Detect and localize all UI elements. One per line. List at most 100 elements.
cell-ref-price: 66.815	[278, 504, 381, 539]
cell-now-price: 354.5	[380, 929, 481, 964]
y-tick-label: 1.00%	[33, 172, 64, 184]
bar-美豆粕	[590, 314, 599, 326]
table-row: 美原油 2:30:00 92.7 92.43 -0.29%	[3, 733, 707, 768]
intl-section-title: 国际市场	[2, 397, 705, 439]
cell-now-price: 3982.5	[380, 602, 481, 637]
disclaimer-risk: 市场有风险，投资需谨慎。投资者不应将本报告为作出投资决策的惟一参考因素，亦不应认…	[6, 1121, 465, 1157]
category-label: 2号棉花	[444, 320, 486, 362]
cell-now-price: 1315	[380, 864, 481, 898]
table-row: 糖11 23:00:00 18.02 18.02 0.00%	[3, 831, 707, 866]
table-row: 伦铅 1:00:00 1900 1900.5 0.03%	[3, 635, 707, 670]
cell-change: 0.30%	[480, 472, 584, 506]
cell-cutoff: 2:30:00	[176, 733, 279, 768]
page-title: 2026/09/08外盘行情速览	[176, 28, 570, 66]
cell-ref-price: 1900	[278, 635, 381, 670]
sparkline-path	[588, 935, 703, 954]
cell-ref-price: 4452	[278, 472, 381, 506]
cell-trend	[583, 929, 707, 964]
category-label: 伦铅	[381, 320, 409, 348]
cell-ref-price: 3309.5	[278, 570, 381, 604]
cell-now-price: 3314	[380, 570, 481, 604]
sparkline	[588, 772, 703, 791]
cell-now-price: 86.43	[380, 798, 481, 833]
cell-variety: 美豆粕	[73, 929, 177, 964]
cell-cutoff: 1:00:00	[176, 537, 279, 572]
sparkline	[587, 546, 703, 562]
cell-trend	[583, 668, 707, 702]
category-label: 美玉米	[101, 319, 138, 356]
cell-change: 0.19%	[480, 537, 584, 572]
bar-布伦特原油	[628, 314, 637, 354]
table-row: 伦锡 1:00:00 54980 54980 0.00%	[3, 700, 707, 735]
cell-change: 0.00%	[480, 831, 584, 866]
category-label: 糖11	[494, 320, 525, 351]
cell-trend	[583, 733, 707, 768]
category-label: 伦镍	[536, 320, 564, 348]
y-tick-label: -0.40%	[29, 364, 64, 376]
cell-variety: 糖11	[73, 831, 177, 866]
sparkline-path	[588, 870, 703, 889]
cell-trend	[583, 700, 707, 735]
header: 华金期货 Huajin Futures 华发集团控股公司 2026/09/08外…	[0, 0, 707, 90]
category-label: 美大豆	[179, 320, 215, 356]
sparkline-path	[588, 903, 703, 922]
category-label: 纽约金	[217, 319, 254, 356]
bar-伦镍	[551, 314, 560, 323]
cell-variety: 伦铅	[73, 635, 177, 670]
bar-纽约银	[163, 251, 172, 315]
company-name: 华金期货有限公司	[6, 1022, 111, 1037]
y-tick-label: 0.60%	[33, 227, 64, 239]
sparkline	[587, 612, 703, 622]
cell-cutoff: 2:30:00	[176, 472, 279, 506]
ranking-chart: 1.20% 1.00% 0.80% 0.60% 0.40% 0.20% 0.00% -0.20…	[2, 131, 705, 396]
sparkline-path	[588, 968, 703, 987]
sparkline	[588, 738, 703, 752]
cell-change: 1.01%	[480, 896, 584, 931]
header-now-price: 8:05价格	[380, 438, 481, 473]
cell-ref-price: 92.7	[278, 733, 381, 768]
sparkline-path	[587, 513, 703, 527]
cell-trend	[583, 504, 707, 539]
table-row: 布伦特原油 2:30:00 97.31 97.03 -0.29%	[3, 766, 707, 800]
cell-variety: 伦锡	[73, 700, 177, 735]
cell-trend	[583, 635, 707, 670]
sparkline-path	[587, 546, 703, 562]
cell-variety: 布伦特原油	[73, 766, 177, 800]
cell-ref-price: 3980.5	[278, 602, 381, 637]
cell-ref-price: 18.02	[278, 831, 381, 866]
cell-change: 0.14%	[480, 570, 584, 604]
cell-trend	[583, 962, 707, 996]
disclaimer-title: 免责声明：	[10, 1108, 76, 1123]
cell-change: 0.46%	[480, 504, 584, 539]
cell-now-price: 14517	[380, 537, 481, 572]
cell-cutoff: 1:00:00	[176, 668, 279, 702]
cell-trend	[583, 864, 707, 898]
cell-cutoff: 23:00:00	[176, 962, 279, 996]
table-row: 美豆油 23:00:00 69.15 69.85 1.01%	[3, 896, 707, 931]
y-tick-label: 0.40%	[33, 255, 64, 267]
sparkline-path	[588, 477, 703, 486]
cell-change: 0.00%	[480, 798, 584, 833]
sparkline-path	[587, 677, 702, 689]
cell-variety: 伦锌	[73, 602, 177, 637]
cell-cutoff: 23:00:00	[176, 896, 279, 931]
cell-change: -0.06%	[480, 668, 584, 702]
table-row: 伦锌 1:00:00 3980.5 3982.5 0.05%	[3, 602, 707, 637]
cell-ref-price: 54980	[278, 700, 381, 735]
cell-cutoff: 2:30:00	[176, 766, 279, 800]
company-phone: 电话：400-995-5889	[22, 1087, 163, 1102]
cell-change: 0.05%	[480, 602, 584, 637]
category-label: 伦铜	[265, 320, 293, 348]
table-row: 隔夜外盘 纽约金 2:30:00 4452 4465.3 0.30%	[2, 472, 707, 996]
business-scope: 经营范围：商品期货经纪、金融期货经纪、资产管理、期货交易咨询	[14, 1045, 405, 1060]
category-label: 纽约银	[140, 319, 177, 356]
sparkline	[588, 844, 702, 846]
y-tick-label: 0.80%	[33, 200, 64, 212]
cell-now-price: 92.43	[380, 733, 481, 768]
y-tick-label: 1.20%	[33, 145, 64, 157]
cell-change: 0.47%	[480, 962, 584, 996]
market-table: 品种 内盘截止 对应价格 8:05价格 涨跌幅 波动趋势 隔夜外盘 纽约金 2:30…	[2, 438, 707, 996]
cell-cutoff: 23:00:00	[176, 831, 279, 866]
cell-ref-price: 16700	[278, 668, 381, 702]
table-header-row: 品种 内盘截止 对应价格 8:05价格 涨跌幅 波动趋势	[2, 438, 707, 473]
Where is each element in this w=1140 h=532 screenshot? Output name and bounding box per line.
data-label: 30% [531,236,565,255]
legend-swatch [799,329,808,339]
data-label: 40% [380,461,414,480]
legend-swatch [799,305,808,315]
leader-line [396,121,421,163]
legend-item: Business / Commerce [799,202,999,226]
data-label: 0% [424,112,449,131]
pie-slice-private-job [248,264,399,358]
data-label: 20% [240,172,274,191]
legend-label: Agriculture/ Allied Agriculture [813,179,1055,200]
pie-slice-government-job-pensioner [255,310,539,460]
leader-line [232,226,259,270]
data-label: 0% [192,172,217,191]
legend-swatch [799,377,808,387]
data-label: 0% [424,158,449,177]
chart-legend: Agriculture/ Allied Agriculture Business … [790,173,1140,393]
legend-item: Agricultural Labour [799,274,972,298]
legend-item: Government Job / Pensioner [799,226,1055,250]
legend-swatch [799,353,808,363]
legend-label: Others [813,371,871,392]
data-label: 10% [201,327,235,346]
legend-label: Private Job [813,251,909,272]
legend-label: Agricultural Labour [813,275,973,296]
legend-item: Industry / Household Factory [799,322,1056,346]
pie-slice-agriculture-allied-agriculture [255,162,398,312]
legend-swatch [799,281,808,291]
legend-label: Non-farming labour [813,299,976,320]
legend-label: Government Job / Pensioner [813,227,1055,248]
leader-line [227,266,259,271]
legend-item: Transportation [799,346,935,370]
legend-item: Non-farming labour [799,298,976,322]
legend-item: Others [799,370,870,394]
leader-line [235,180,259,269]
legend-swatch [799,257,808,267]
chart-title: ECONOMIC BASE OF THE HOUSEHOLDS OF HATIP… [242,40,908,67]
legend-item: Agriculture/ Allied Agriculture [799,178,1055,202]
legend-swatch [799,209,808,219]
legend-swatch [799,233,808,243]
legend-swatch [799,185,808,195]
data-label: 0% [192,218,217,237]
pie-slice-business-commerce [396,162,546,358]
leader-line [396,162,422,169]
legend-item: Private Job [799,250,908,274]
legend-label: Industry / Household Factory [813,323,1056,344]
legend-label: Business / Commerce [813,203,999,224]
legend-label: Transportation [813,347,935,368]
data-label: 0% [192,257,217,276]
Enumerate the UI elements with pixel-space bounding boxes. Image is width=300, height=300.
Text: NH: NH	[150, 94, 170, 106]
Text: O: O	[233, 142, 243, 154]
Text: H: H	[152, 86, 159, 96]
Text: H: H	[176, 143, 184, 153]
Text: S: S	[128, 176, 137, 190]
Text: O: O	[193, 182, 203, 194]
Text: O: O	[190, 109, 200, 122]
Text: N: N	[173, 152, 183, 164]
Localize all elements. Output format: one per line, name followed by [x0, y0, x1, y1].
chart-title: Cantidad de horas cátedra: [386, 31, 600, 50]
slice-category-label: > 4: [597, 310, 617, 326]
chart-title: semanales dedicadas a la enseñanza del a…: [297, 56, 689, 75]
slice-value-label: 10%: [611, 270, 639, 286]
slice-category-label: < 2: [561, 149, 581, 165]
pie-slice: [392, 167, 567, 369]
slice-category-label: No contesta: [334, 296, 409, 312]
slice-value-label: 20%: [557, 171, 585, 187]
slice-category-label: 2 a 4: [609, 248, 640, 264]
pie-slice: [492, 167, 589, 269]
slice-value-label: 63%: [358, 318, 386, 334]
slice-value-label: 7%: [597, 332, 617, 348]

EXERCISE DESCRIPTION
Arrange the items, starting at the first line and ending at the line that contains "570, 381, 604]", as a Markdown table with the columns Number and Text. Omit blank lines.

ANSWER TO THIS PROBLEM
| Number | Text |
|---|---|
| 1 | Detect and localize all UI elements. One per line. List at most 100 elements. |
| 2 | cell-ref-price: 66.815	[278, 504, 381, 539] |
| 3 | cell-now-price: 354.5	[380, 929, 481, 964] |
| 4 | y-tick-label: 1.00%	[33, 172, 64, 184] |
| 5 | bar-美豆粕	[590, 314, 599, 326] |
| 6 | table-row: 美原油 2:30:00 92.7 92.43 -0.29%	[3, 733, 707, 768] |
| 7 | intl-section-title: 国际市场	[2, 397, 705, 439] |
| 8 | cell-now-price: 3982.5	[380, 602, 481, 637] |
| 9 | disclaimer-risk: 市场有风险，投资需谨慎。投资者不应将本报告为作出投资决策的惟一参考因素，亦不应认…	[6, 1121, 465, 1157] |
| 10 | category-label: 2号棉花	[444, 320, 486, 362] |
| 11 | cell-now-price: 1315	[380, 864, 481, 898] |
| 12 | table-row: 糖11 23:00:00 18.02 18.02 0.00%	[3, 831, 707, 866] |
| 13 | table-row: 伦铅 1:00:00 1900 1900.5 0.03%	[3, 635, 707, 670] |
| 14 | cell-change: 0.30%	[480, 472, 584, 506] |
| 15 | cell-cutoff: 2:30:00	[176, 733, 279, 768] |
| 16 | page-title: 2026/09/08外盘行情速览	[176, 28, 570, 66] |
| 17 | cell-ref-price: 1900	[278, 635, 381, 670] |
| 18 | sparkline-path	[588, 935, 703, 954] |
| 19 | cell-ref-price: 4452	[278, 472, 381, 506] |
| 20 | cell-trend	[583, 929, 707, 964] |
| 21 | category-label: 伦铅	[381, 320, 409, 348] |
| 22 | cell-ref-price: 3309.5	[278, 570, 381, 604] |